- [OBJECTIVE] Could you copy every line from the material below in which "edge" appears?

- [RECORD LIST]

---

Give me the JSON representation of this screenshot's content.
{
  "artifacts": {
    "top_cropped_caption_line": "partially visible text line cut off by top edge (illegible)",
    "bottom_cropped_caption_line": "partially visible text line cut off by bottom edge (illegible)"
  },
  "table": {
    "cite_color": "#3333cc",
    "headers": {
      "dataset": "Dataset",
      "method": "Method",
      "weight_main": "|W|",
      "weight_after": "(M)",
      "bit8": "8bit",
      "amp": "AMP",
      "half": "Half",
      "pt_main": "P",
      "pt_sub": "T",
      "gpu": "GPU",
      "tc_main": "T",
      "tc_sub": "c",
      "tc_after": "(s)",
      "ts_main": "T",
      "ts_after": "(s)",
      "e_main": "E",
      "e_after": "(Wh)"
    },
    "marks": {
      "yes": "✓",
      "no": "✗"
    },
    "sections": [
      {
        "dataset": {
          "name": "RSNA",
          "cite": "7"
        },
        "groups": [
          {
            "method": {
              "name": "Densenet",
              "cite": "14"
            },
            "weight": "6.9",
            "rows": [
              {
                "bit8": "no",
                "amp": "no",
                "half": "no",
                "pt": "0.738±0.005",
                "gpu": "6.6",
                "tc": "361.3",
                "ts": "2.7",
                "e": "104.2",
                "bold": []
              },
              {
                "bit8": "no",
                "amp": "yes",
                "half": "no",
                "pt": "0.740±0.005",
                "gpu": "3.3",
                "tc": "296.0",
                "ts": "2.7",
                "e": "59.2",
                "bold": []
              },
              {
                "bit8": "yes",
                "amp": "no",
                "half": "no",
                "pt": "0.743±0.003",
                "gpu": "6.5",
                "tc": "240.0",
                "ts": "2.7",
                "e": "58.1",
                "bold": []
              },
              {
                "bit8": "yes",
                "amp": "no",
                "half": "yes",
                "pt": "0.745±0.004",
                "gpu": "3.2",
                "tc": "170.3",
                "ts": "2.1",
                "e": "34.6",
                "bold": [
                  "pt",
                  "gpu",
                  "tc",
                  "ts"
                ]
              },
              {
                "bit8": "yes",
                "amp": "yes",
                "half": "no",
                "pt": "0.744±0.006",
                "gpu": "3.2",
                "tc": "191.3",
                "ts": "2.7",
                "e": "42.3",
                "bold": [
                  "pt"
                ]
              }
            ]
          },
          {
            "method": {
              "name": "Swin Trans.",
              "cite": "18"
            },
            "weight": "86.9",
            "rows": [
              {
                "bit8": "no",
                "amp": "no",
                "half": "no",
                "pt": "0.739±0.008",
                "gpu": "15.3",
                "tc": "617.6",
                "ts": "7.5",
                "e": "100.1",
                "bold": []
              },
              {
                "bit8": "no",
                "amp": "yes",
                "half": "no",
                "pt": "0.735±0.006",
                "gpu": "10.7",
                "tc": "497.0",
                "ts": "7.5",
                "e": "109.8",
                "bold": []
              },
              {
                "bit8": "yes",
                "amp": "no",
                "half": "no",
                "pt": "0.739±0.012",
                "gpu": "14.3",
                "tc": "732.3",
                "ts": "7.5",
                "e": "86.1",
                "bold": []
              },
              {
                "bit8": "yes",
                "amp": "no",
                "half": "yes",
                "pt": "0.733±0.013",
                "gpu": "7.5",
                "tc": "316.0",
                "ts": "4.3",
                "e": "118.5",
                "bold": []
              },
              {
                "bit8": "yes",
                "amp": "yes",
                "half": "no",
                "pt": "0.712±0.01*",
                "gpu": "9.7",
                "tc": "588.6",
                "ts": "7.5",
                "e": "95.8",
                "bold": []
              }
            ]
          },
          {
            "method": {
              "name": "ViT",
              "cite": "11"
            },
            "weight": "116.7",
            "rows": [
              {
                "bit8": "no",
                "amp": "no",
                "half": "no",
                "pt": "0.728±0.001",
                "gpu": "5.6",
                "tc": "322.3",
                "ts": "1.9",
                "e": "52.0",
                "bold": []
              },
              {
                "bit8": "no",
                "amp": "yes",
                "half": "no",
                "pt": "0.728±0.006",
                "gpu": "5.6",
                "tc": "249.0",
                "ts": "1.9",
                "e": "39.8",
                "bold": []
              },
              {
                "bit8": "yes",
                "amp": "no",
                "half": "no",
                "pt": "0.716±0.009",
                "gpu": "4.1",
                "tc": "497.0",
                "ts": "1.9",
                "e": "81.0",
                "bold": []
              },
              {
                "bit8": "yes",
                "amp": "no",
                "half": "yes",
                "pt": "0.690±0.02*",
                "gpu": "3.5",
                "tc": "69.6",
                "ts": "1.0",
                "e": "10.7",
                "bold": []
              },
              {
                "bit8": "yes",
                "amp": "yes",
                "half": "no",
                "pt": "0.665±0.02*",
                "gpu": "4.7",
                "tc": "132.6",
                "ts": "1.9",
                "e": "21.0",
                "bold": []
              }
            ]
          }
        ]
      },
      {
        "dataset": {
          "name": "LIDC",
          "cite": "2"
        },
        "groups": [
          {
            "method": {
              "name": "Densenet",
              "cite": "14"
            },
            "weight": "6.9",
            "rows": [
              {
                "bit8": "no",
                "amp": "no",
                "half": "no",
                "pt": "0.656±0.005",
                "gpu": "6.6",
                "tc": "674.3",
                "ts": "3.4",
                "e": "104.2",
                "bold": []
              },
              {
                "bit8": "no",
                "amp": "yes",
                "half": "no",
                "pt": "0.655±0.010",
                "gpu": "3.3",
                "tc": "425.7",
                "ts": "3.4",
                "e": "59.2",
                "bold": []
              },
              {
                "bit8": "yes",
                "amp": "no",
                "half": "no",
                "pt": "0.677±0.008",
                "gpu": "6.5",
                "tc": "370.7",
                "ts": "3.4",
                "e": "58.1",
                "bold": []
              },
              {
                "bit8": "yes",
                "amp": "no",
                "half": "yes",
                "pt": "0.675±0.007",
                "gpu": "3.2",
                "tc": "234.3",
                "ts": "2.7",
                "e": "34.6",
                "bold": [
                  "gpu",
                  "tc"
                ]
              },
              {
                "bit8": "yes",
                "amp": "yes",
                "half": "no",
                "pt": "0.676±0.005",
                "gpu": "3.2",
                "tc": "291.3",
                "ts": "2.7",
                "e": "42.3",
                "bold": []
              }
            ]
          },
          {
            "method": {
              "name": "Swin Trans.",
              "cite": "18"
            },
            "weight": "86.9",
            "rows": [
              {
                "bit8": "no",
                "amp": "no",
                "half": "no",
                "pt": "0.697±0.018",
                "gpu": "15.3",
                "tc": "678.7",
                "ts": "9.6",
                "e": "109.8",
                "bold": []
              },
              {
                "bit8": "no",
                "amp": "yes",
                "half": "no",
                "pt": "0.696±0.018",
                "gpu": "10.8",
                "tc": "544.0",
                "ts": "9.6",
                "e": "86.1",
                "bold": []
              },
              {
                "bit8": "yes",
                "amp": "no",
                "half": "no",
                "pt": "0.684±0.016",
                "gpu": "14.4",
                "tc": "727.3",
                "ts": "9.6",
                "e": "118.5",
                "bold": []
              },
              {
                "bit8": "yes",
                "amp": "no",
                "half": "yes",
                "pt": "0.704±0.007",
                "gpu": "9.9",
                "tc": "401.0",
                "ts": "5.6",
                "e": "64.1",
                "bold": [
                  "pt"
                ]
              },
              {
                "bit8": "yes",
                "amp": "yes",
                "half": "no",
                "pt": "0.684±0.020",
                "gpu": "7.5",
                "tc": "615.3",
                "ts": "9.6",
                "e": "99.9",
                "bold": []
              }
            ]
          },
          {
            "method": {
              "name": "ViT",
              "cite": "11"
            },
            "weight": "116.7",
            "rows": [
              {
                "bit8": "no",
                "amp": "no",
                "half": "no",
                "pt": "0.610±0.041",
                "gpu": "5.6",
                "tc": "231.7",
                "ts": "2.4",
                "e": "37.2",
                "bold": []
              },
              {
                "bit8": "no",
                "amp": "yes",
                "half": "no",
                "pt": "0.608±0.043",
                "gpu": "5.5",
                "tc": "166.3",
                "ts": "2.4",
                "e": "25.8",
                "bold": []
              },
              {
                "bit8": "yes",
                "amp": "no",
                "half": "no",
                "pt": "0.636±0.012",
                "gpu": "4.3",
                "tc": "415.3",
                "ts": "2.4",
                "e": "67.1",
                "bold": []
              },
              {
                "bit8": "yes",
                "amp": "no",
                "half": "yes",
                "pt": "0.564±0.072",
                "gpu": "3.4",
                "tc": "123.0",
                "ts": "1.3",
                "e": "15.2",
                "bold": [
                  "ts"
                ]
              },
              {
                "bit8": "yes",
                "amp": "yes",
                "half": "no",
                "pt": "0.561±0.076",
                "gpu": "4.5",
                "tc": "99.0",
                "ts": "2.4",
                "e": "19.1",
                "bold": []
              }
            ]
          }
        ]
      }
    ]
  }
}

---

- [CORRECT RESULT]
    "top_cropped_caption_line": "partially visible text line cut off by top edge (illegible)",
    "bottom_cropped_caption_line": "partially visible text line cut off by bottom edge (illegible)"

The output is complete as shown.